[start]
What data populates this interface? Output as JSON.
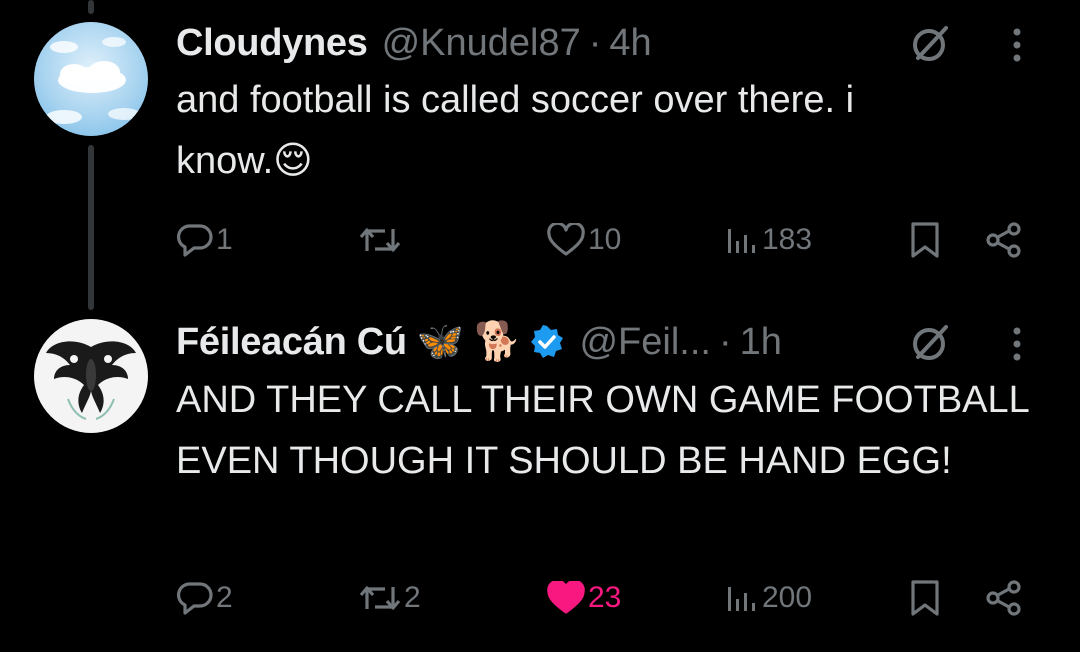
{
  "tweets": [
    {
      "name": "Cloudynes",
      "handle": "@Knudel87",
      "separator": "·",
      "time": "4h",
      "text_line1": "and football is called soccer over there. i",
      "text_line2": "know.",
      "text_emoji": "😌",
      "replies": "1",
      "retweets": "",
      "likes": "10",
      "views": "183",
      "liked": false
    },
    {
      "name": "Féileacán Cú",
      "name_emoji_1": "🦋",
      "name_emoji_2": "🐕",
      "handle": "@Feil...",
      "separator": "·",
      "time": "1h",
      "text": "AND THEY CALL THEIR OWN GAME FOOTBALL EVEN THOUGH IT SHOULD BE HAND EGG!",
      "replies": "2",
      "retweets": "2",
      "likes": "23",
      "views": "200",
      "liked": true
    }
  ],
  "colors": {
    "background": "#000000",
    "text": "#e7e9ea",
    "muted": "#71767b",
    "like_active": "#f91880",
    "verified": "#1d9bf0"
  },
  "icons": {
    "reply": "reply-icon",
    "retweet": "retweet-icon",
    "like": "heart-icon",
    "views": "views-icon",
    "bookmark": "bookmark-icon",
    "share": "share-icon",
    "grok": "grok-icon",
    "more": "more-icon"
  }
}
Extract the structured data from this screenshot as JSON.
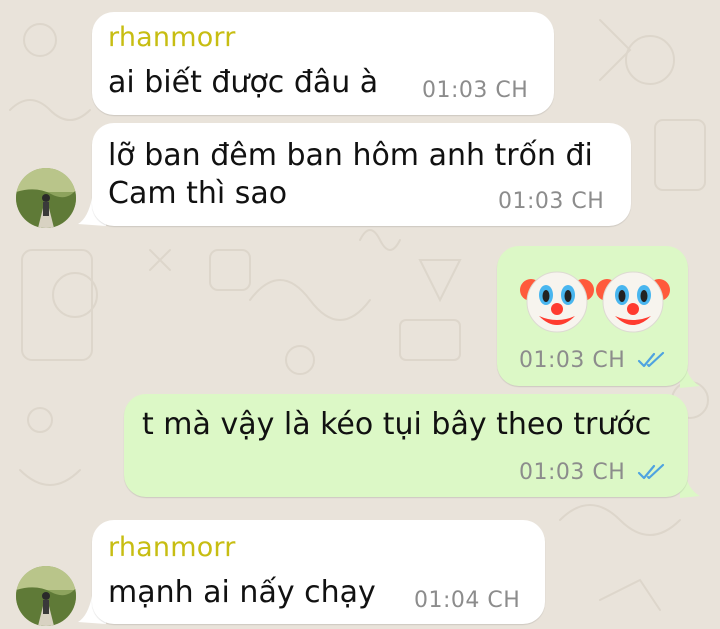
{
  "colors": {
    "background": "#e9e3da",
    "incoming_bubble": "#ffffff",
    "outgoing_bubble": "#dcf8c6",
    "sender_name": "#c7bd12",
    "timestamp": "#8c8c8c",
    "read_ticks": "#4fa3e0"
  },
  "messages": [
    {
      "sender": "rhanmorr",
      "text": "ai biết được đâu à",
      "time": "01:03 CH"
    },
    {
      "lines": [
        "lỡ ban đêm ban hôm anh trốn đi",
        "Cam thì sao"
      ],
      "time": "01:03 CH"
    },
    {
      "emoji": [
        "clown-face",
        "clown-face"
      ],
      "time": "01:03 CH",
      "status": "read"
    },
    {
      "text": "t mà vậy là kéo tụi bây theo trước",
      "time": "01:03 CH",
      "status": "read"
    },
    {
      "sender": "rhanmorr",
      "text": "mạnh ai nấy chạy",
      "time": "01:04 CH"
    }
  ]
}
[end]
TASK DESCRIPTION
Transcribe the records above exactly, leaving out every picture.

EXERCISE RESPONSE
What data populates this interface? Output as JSON.
{
  "tweets": [
    {
      "name": "Cloudynes",
      "handle": "@Knudel87",
      "separator": "·",
      "time": "4h",
      "text_line1": "and football is called soccer over there. i",
      "text_line2": "know.",
      "text_emoji": "😌",
      "replies": "1",
      "retweets": "",
      "likes": "10",
      "views": "183",
      "liked": false
    },
    {
      "name": "Féileacán Cú",
      "name_emoji_1": "🦋",
      "name_emoji_2": "🐕",
      "handle": "@Feil...",
      "separator": "·",
      "time": "1h",
      "text": "AND THEY CALL THEIR OWN GAME FOOTBALL EVEN THOUGH IT SHOULD BE HAND EGG!",
      "replies": "2",
      "retweets": "2",
      "likes": "23",
      "views": "200",
      "liked": true
    }
  ],
  "colors": {
    "background": "#000000",
    "text": "#e7e9ea",
    "muted": "#71767b",
    "like_active": "#f91880",
    "verified": "#1d9bf0"
  },
  "icons": {
    "reply": "reply-icon",
    "retweet": "retweet-icon",
    "like": "heart-icon",
    "views": "views-icon",
    "bookmark": "bookmark-icon",
    "share": "share-icon",
    "grok": "grok-icon",
    "more": "more-icon"
  }
}
Extract the structured data from this screenshot as JSON.
{
  "colors": {
    "background": "#e9e3da",
    "incoming_bubble": "#ffffff",
    "outgoing_bubble": "#dcf8c6",
    "sender_name": "#c7bd12",
    "timestamp": "#8c8c8c",
    "read_ticks": "#4fa3e0"
  },
  "messages": [
    {
      "sender": "rhanmorr",
      "text": "ai biết được đâu à",
      "time": "01:03 CH"
    },
    {
      "lines": [
        "lỡ ban đêm ban hôm anh trốn đi",
        "Cam thì sao"
      ],
      "time": "01:03 CH"
    },
    {
      "emoji": [
        "clown-face",
        "clown-face"
      ],
      "time": "01:03 CH",
      "status": "read"
    },
    {
      "text": "t mà vậy là kéo tụi bây theo trước",
      "time": "01:03 CH",
      "status": "read"
    },
    {
      "sender": "rhanmorr",
      "text": "mạnh ai nấy chạy",
      "time": "01:04 CH"
    }
  ]
}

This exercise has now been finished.